What you will do. Reproduce every entry that follows word for word, but omit the images.

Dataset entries
==*==
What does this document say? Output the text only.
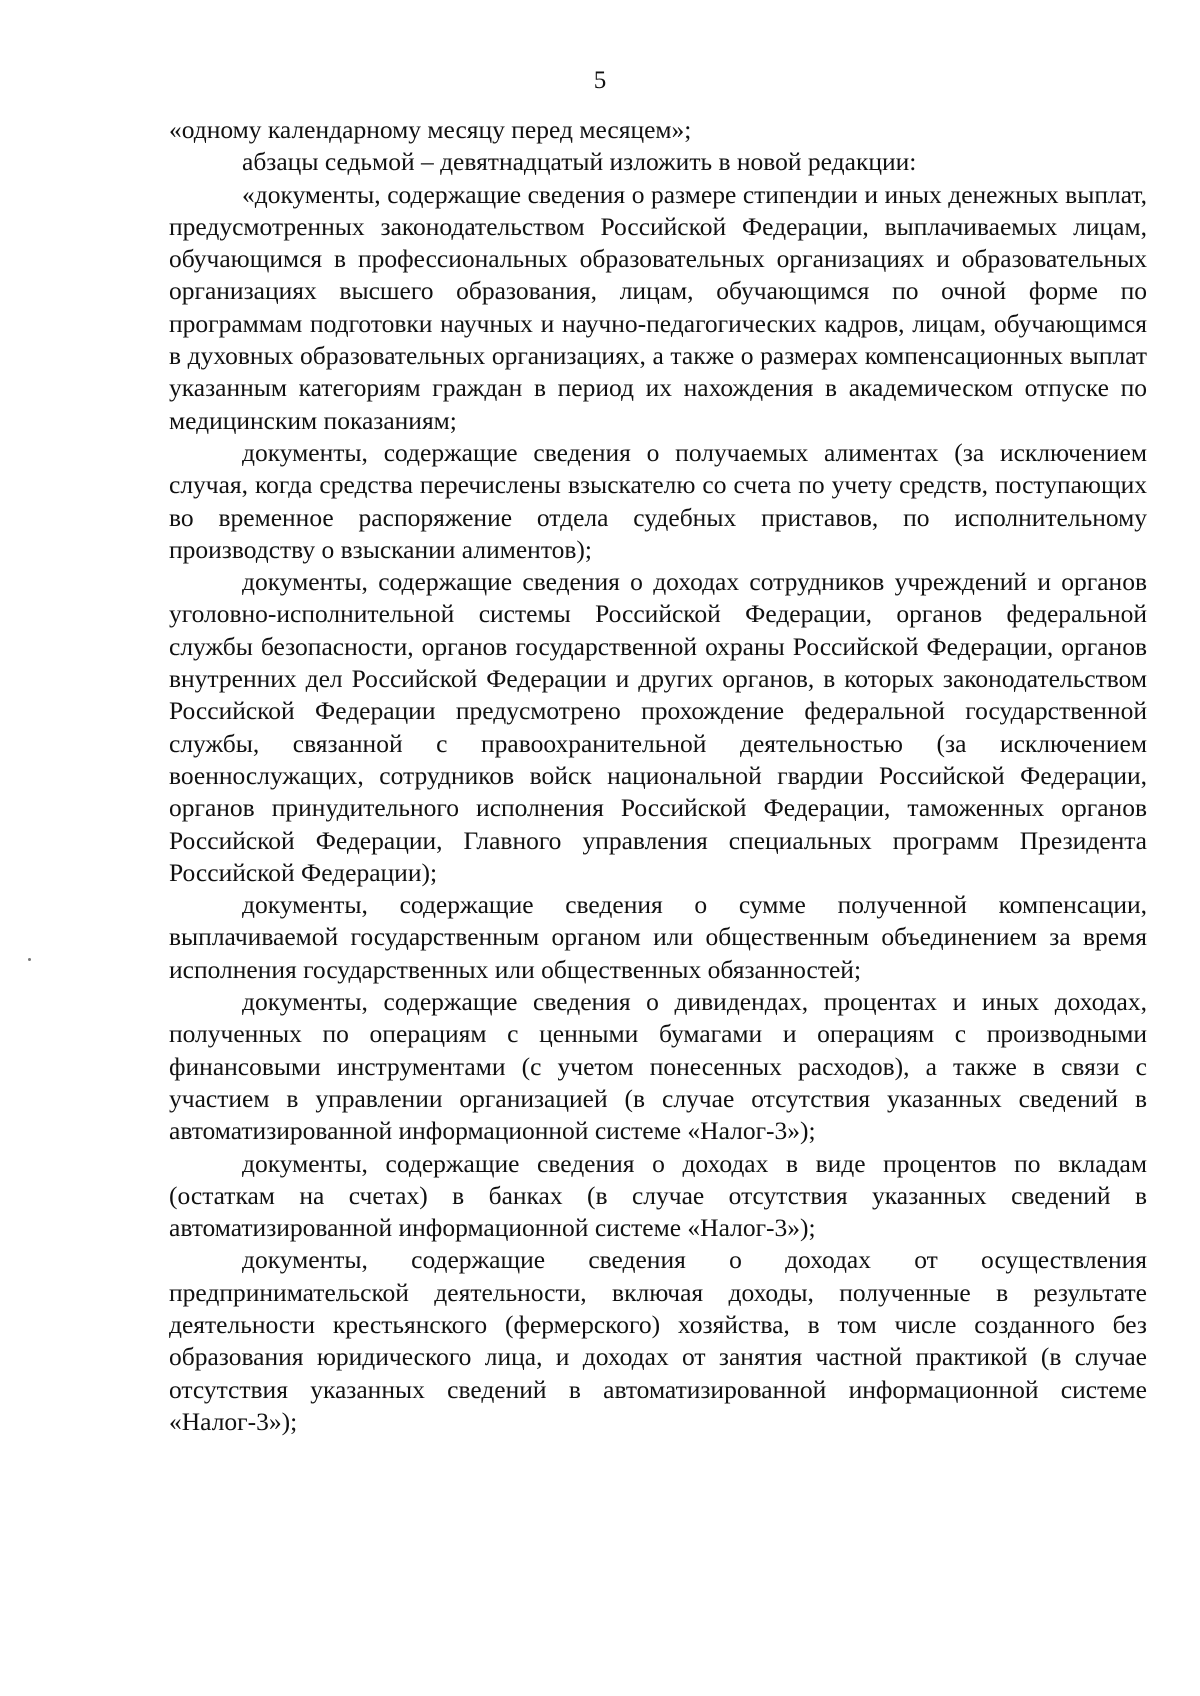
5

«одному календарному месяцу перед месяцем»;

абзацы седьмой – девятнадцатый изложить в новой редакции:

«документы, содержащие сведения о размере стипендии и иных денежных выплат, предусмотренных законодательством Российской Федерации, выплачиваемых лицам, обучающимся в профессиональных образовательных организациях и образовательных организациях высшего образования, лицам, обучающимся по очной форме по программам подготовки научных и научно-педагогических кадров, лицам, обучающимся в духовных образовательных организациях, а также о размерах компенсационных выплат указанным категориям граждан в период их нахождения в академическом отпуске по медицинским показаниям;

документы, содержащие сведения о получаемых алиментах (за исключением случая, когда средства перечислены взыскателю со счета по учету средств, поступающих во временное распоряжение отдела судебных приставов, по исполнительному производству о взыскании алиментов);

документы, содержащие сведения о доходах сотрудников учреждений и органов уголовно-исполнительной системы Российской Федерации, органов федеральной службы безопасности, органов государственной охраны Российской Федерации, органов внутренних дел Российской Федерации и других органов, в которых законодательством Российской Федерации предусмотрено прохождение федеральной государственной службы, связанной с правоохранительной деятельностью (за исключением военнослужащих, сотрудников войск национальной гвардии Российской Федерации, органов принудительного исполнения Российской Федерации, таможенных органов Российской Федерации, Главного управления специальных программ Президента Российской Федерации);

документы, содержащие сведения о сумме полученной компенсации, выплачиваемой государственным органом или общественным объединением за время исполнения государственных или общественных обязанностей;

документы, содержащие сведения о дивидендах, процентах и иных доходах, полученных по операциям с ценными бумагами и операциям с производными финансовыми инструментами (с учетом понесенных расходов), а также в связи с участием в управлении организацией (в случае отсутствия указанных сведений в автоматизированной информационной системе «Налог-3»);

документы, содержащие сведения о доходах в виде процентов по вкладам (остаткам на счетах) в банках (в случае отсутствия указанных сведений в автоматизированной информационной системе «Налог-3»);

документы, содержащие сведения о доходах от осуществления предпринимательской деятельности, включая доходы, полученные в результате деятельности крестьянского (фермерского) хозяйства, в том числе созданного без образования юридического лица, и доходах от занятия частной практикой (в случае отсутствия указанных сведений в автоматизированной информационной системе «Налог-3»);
==*==
Right answer.
What does this document say? Output the text only.
5

«одному календарному месяцу перед месяцем»;

абзацы седьмой – девятнадцатый изложить в новой редакции:

«документы, содержащие сведения о размере стипендии и иных денежных выплат, предусмотренных законодательством Российской Федерации, выплачиваемых лицам, обучающимся в профессиональных образовательных организациях и образовательных организациях высшего образования, лицам, обучающимся по очной форме по программам подготовки научных и научно-педагогических кадров, лицам, обучающимся в духовных образовательных организациях, а также о размерах компенсационных выплат указанным категориям граждан в период их нахождения в академическом отпуске по медицинским показаниям;

документы, содержащие сведения о получаемых алиментах (за исключением случая, когда средства перечислены взыскателю со счета по учету средств, поступающих во временное распоряжение отдела судебных приставов, по исполнительному производству о взыскании алиментов);

документы, содержащие сведения о доходах сотрудников учреждений и органов уголовно-исполнительной системы Российской Федерации, органов федеральной службы безопасности, органов государственной охраны Российской Федерации, органов внутренних дел Российской Федерации и других органов, в которых законодательством Российской Федерации предусмотрено прохождение федеральной государственной службы, связанной с правоохранительной деятельностью (за исключением военнослужащих, сотрудников войск национальной гвардии Российской Федерации, органов принудительного исполнения Российской Федерации, таможенных органов Российской Федерации, Главного управления специальных программ Президента Российской Федерации);

документы, содержащие сведения о сумме полученной компенсации, выплачиваемой государственным органом или общественным объединением за время исполнения государственных или общественных обязанностей;

документы, содержащие сведения о дивидендах, процентах и иных доходах, полученных по операциям с ценными бумагами и операциям с производными финансовыми инструментами (с учетом понесенных расходов), а также в связи с участием в управлении организацией (в случае отсутствия указанных сведений в автоматизированной информационной системе «Налог-3»);

документы, содержащие сведения о доходах в виде процентов по вкладам (остаткам на счетах) в банках (в случае отсутствия указанных сведений в автоматизированной информационной системе «Налог-3»);

документы, содержащие сведения о доходах от осуществления предпринимательской деятельности, включая доходы, полученные в результате деятельности крестьянского (фермерского) хозяйства, в том числе созданного без образования юридического лица, и доходах от занятия частной практикой (в случае отсутствия указанных сведений в автоматизированной информационной системе «Налог-3»);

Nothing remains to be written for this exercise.